PROBLEM DETAILS: Please express the data as a Markdown table with the columns Row and Line, starting with the first line of the data and going on through the line with "Bar — [498, 167, 512, 210]", both included. Leave out any blank lines.

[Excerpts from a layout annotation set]

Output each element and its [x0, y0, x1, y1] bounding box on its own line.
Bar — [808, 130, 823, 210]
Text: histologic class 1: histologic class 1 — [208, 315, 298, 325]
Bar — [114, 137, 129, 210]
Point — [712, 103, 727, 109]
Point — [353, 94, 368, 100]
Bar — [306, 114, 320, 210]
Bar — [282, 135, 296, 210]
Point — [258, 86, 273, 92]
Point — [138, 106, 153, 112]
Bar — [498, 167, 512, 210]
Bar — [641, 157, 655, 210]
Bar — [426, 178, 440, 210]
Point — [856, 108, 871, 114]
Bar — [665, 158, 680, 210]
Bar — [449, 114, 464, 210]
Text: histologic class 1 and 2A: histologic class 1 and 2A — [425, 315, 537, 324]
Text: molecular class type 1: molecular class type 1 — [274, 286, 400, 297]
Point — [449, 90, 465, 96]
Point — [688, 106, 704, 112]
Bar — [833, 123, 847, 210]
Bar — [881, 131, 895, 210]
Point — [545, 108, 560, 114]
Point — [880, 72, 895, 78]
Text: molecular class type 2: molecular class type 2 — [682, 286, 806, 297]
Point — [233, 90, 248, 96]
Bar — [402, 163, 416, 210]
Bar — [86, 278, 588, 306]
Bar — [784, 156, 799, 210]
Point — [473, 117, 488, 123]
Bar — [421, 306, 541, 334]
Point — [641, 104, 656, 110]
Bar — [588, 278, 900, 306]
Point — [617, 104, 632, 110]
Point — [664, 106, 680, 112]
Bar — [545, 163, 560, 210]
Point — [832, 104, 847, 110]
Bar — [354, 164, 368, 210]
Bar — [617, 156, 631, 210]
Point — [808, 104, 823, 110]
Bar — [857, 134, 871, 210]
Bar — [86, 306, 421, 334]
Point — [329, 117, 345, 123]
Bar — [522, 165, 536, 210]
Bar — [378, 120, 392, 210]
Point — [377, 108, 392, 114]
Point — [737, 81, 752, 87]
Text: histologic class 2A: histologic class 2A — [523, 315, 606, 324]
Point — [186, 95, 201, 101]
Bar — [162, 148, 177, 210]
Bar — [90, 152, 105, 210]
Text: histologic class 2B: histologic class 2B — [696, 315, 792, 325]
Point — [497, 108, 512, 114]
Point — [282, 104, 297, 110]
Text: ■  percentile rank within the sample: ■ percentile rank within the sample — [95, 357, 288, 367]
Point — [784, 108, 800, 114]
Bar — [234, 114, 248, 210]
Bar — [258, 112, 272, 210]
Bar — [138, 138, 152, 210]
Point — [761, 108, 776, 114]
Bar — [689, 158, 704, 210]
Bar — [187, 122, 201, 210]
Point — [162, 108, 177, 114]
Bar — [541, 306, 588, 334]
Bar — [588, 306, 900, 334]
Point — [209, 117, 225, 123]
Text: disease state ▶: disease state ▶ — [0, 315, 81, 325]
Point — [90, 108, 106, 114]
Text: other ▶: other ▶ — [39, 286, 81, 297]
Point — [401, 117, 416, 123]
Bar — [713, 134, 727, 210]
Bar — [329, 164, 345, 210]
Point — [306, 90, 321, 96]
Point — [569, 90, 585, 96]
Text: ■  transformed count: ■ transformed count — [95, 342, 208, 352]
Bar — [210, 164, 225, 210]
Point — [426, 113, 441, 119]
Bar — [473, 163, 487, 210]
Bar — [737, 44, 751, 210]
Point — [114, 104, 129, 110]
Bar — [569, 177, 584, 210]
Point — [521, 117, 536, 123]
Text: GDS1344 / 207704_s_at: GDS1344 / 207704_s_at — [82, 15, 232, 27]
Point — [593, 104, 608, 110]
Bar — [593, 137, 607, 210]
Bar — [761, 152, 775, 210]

ANSWER TO THE TASK:
| Row | Line |
|---|---|
| 1 | Output each element and its [x0, y0, x1, y1] bounding box on its own line. |
| 2 | Bar — [808, 130, 823, 210] |
| 3 | Text: histologic class 1: histologic class 1 — [208, 315, 298, 325] |
| 4 | Bar — [114, 137, 129, 210] |
| 5 | Point — [712, 103, 727, 109] |
| 6 | Point — [353, 94, 368, 100] |
| 7 | Bar — [306, 114, 320, 210] |
| 8 | Bar — [282, 135, 296, 210] |
| 9 | Point — [258, 86, 273, 92] |
| 10 | Point — [138, 106, 153, 112] |
| 11 | Bar — [498, 167, 512, 210] |